ENTRIES:

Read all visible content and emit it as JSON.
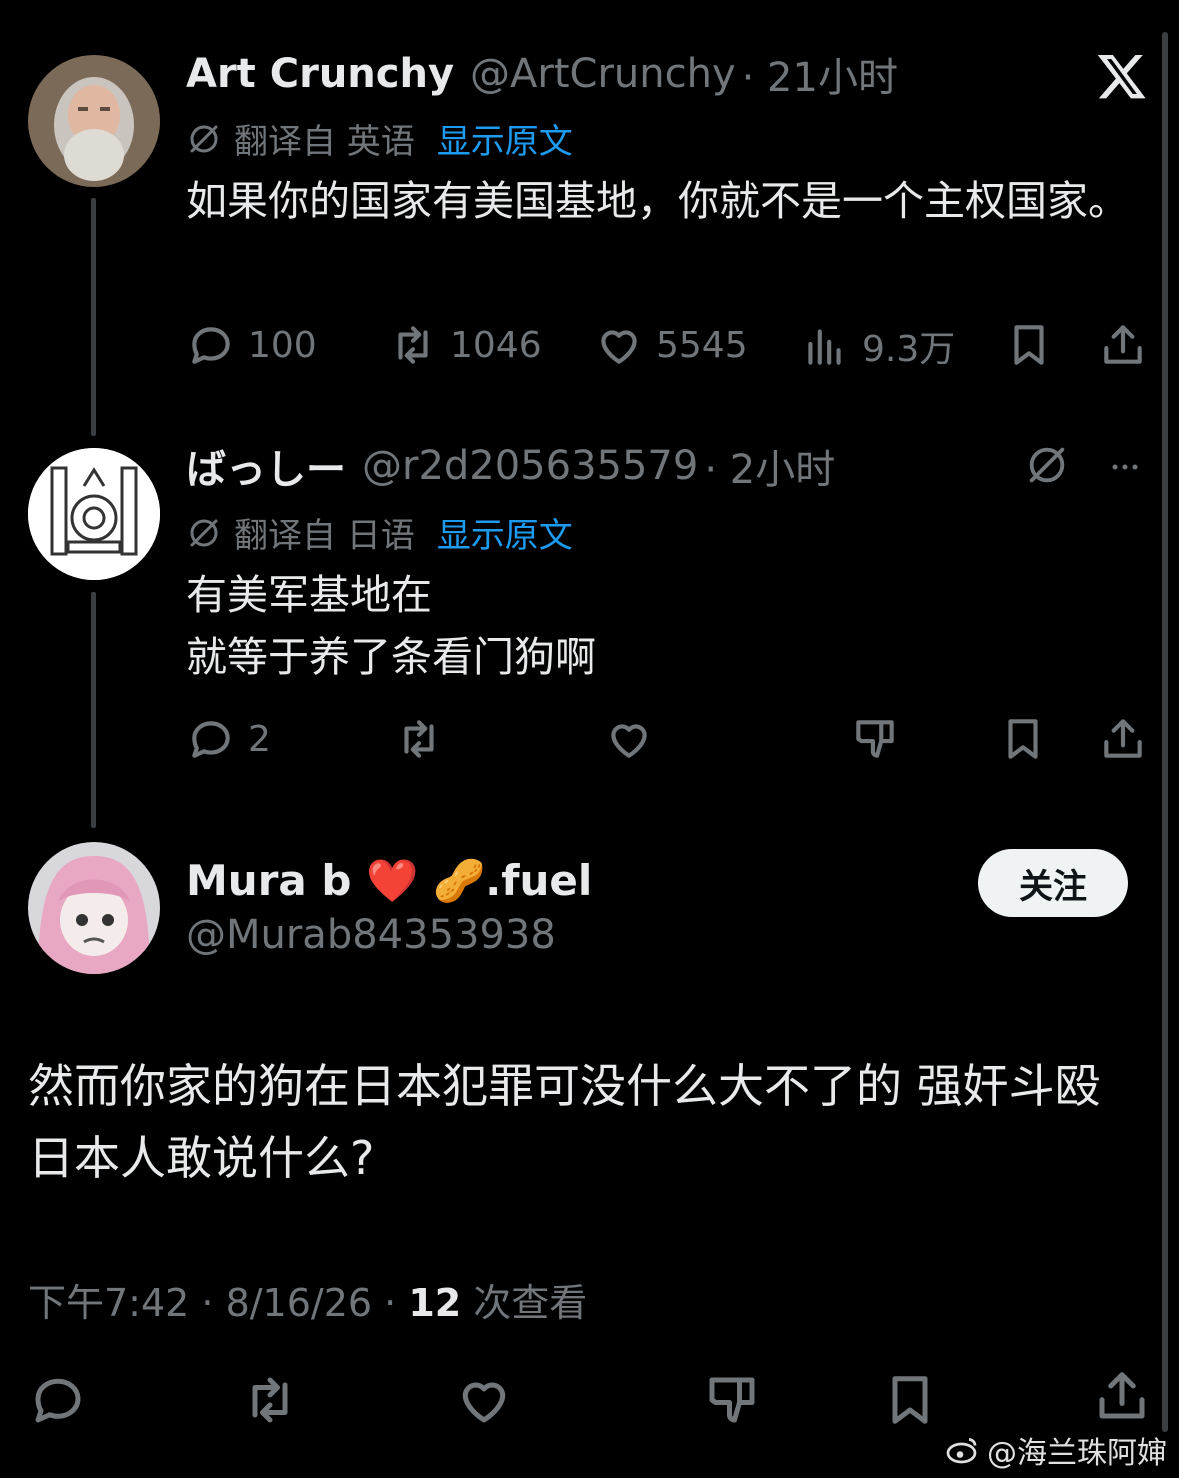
{
  "tweet1": {
    "name": "Art Crunchy",
    "handle": "@ArtCrunchy",
    "time": "· 21小时",
    "translated_from": "翻译自 英语",
    "show_original": "显示原文",
    "text": "如果你的国家有美国基地，你就不是一个主权国家。",
    "replies": "100",
    "reposts": "1046",
    "likes": "5545",
    "views": "9.3万"
  },
  "tweet2": {
    "name": "ばっしー",
    "handle": "@r2d205635579",
    "time": "· 2小时",
    "translated_from": "翻译自 日语",
    "show_original": "显示原文",
    "text_line1": "有美军基地在",
    "text_line2": "就等于养了条看门狗啊",
    "replies": "2"
  },
  "main": {
    "name": "Mura b ❤️ 🥜.fuel",
    "handle": "@Murab84353938",
    "follow": "关注",
    "text": "然而你家的狗在日本犯罪可没什么大不了的 强奸斗殴  日本人敢说什么?",
    "time": "下午7:42 · 8/16/26 · ",
    "views_count": "12",
    "views_label": " 次查看"
  },
  "watermark": "@海兰珠阿婶",
  "colors": {
    "background": "#000000",
    "text": "#e7e9ea",
    "muted": "#71767b",
    "link": "#1d9bf0"
  }
}
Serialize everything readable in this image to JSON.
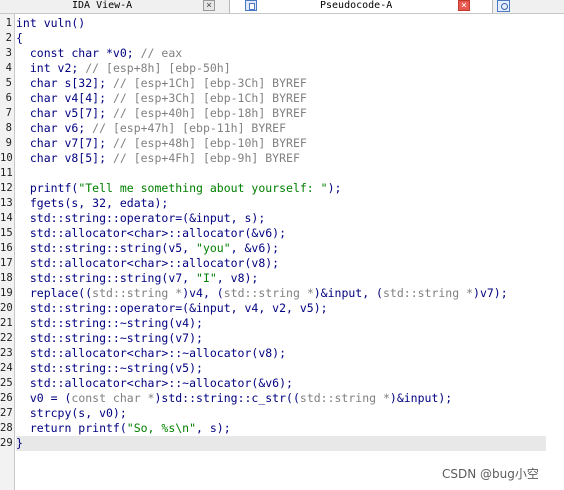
{
  "tabs": [
    {
      "label": "IDA View-A",
      "close": "×"
    },
    {
      "label": "Pseudocode-A",
      "close": "×"
    }
  ],
  "code_lines": [
    "int vuln()",
    "{",
    "  const char *v0; // eax",
    "  int v2; // [esp+8h] [ebp-50h]",
    "  char s[32]; // [esp+1Ch] [ebp-3Ch] BYREF",
    "  char v4[4]; // [esp+3Ch] [ebp-1Ch] BYREF",
    "  char v5[7]; // [esp+40h] [ebp-18h] BYREF",
    "  char v6; // [esp+47h] [ebp-11h] BYREF",
    "  char v7[7]; // [esp+48h] [ebp-10h] BYREF",
    "  char v8[5]; // [esp+4Fh] [ebp-9h] BYREF",
    "",
    "  printf(\"Tell me something about yourself: \");",
    "  fgets(s, 32, edata);",
    "  std::string::operator=(&input, s);",
    "  std::allocator<char>::allocator(&v6);",
    "  std::string::string(v5, \"you\", &v6);",
    "  std::allocator<char>::allocator(v8);",
    "  std::string::string(v7, \"I\", v8);",
    "  replace((std::string *)v4, (std::string *)&input, (std::string *)v7);",
    "  std::string::operator=(&input, v4, v2, v5);",
    "  std::string::~string(v4);",
    "  std::string::~string(v7);",
    "  std::allocator<char>::~allocator(v8);",
    "  std::string::~string(v5);",
    "  std::allocator<char>::~allocator(&v6);",
    "  v0 = (const char *)std::string::c_str((std::string *)&input);",
    "  strcpy(s, v0);",
    "  return printf(\"So, %s\\n\", s);",
    "}"
  ],
  "line_numbers": [
    "1",
    "2",
    "3",
    "4",
    "5",
    "6",
    "7",
    "8",
    "9",
    "10",
    "11",
    "12",
    "13",
    "14",
    "15",
    "16",
    "17",
    "18",
    "19",
    "20",
    "21",
    "22",
    "23",
    "24",
    "25",
    "26",
    "27",
    "28",
    "29"
  ],
  "current_line": 29,
  "watermark": "CSDN @bug小空",
  "colors": {
    "code": "#000080",
    "comment": "#808080",
    "string": "#008000",
    "current_line_bg": "#e8e8e8",
    "close_active": "#e85a4f"
  },
  "icons": [
    "close-icon",
    "pseudocode-tab-icon",
    "hex-view-icon"
  ]
}
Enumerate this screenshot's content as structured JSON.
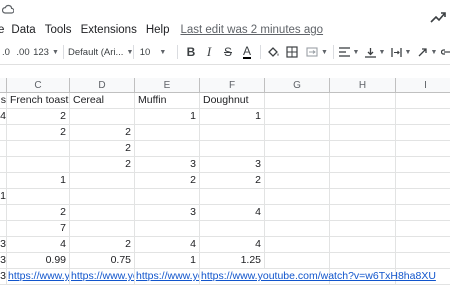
{
  "menubar": {
    "partial_first": "e",
    "items": [
      "Data",
      "Tools",
      "Extensions",
      "Help"
    ],
    "last_edit": "Last edit was 2 minutes ago"
  },
  "toolbar": {
    "decimal_decrease": ".0",
    "decimal_increase": ".00",
    "format_more": "123",
    "font": "Default (Ari...",
    "font_size": "10",
    "bold": "B",
    "italic": "I",
    "strike": "S",
    "text_color": "A"
  },
  "columns": [
    "C",
    "D",
    "E",
    "F",
    "G",
    "H",
    "I"
  ],
  "row_stub": [
    "s",
    "4",
    "",
    "",
    "",
    "",
    "1",
    "",
    "",
    "3",
    "3",
    "3",
    ""
  ],
  "rows": [
    [
      "French toast",
      "Cereal",
      "Muffin",
      "Doughnut",
      "",
      "",
      ""
    ],
    [
      "2",
      "",
      "1",
      "1",
      "",
      "",
      ""
    ],
    [
      "2",
      "2",
      "",
      "",
      "",
      "",
      ""
    ],
    [
      "",
      "2",
      "",
      "",
      "",
      "",
      ""
    ],
    [
      "",
      "2",
      "3",
      "3",
      "",
      "",
      ""
    ],
    [
      "1",
      "",
      "2",
      "2",
      "",
      "",
      ""
    ],
    [
      "",
      "",
      "",
      "",
      "",
      "",
      ""
    ],
    [
      "2",
      "",
      "3",
      "4",
      "",
      "",
      ""
    ],
    [
      "7",
      "",
      "",
      "",
      "",
      "",
      ""
    ],
    [
      "4",
      "2",
      "4",
      "4",
      "",
      "",
      ""
    ],
    [
      "0.99",
      "0.75",
      "1",
      "1.25",
      "",
      "",
      ""
    ],
    [
      "https://www.yout",
      "https://www.yout",
      "https://www.yout",
      "https://www.youtube.com/watch?v=w6TxH8ha8XU",
      "",
      "",
      ""
    ]
  ],
  "colors": {
    "link": "#1155cc",
    "header_bg": "#f8f9fa",
    "grid_line": "#e2e3e3"
  }
}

TO DO: Identify the lines above with the word "const". Copy them.

FULL OUTPUT:
    "  const char *v0; // eax",
    "  v0 = (const char *)std::string::c_str((std::string *)&input);",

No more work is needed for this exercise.